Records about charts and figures
..............................

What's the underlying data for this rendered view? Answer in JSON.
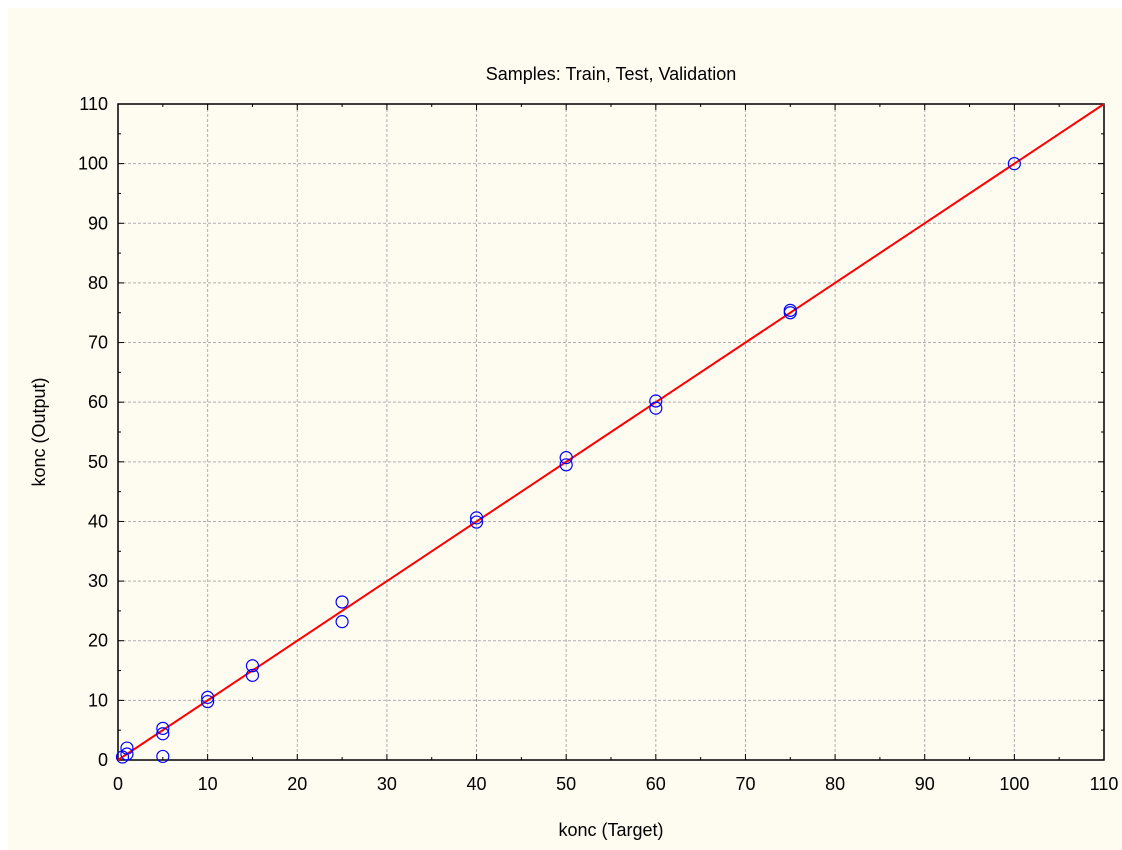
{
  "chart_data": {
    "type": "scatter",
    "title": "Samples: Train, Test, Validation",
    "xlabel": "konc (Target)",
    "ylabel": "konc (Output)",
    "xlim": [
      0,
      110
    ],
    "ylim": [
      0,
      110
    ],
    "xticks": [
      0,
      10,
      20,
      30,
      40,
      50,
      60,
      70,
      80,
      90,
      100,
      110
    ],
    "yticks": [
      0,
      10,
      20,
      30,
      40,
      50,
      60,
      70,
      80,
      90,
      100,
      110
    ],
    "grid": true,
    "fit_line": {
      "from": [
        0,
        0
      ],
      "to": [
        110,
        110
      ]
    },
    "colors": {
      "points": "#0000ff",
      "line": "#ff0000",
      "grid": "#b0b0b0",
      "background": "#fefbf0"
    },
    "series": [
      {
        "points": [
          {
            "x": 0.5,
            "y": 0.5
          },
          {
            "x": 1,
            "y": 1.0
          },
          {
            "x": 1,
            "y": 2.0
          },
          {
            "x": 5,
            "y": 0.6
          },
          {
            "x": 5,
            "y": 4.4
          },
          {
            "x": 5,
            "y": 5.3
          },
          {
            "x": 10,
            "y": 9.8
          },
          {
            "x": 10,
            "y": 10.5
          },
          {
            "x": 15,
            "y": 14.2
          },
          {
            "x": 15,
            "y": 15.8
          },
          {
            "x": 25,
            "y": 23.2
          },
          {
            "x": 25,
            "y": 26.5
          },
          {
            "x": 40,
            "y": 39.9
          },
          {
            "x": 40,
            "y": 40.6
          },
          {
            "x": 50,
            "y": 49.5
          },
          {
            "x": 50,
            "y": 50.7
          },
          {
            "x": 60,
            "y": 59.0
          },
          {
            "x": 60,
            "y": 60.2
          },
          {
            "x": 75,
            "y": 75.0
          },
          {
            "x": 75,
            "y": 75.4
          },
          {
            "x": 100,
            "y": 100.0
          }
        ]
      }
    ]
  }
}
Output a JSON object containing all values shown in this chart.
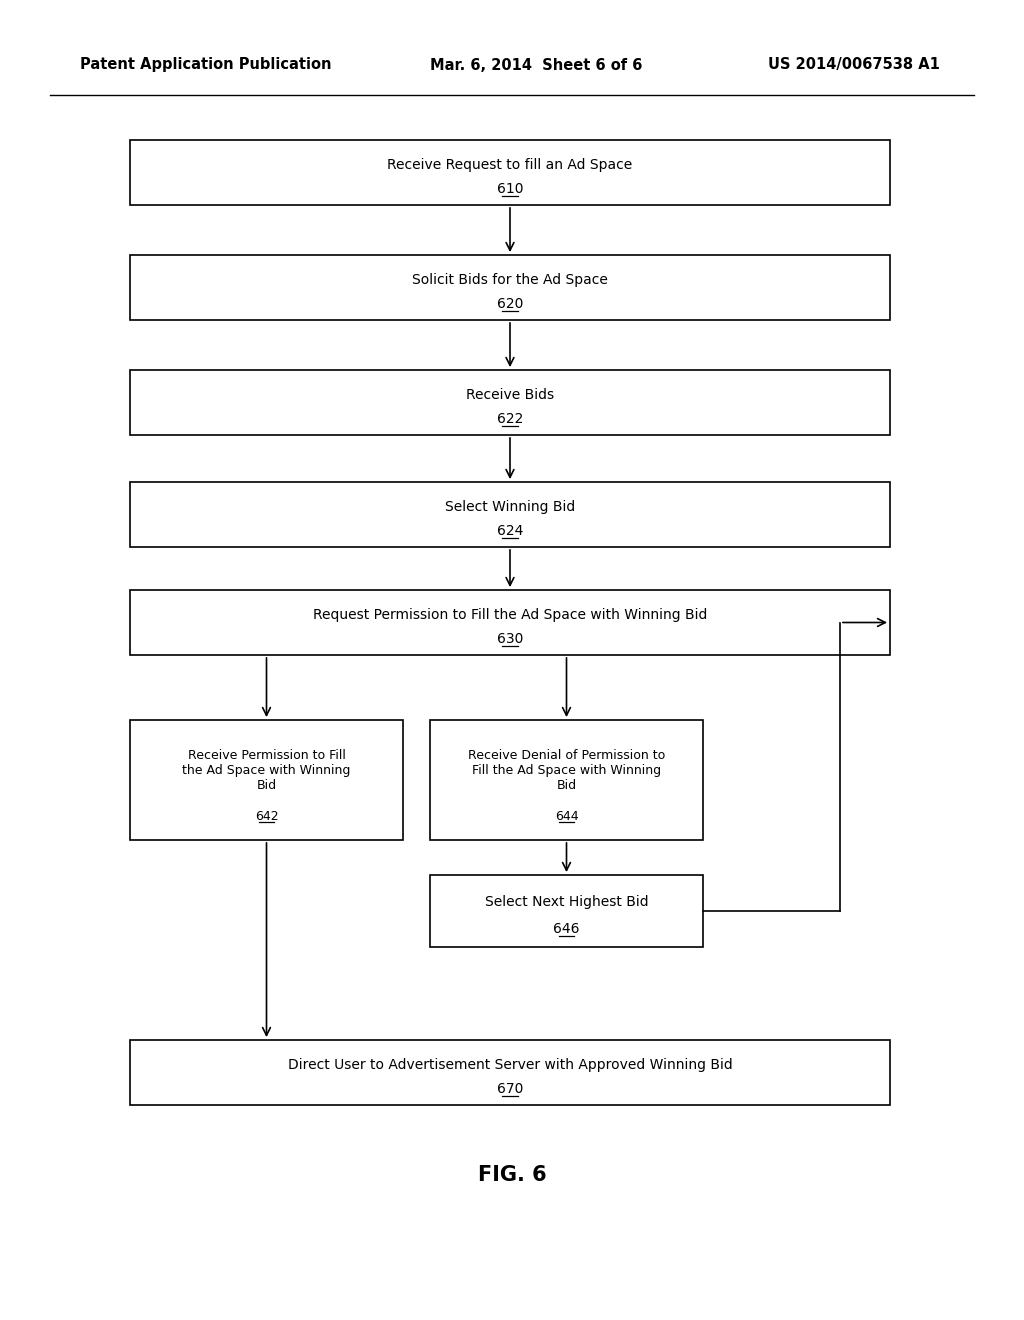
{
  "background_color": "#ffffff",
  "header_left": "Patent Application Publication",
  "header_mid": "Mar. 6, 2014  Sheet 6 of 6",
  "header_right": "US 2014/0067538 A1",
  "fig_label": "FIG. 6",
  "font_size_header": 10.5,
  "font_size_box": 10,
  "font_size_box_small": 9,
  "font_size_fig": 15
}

..............................

GIVEN EXERCISE: Restate word for word, please, the line containing "Output a JSON" and all lines after it through the end of the material; the pictures do not belong in the copy.

WRITTEN ANSWER:
Output a JSON object containing all values shown in this chart.
{
  "background_color": "#ffffff",
  "header_left": "Patent Application Publication",
  "header_mid": "Mar. 6, 2014  Sheet 6 of 6",
  "header_right": "US 2014/0067538 A1",
  "fig_label": "FIG. 6",
  "font_size_header": 10.5,
  "font_size_box": 10,
  "font_size_box_small": 9,
  "font_size_fig": 15
}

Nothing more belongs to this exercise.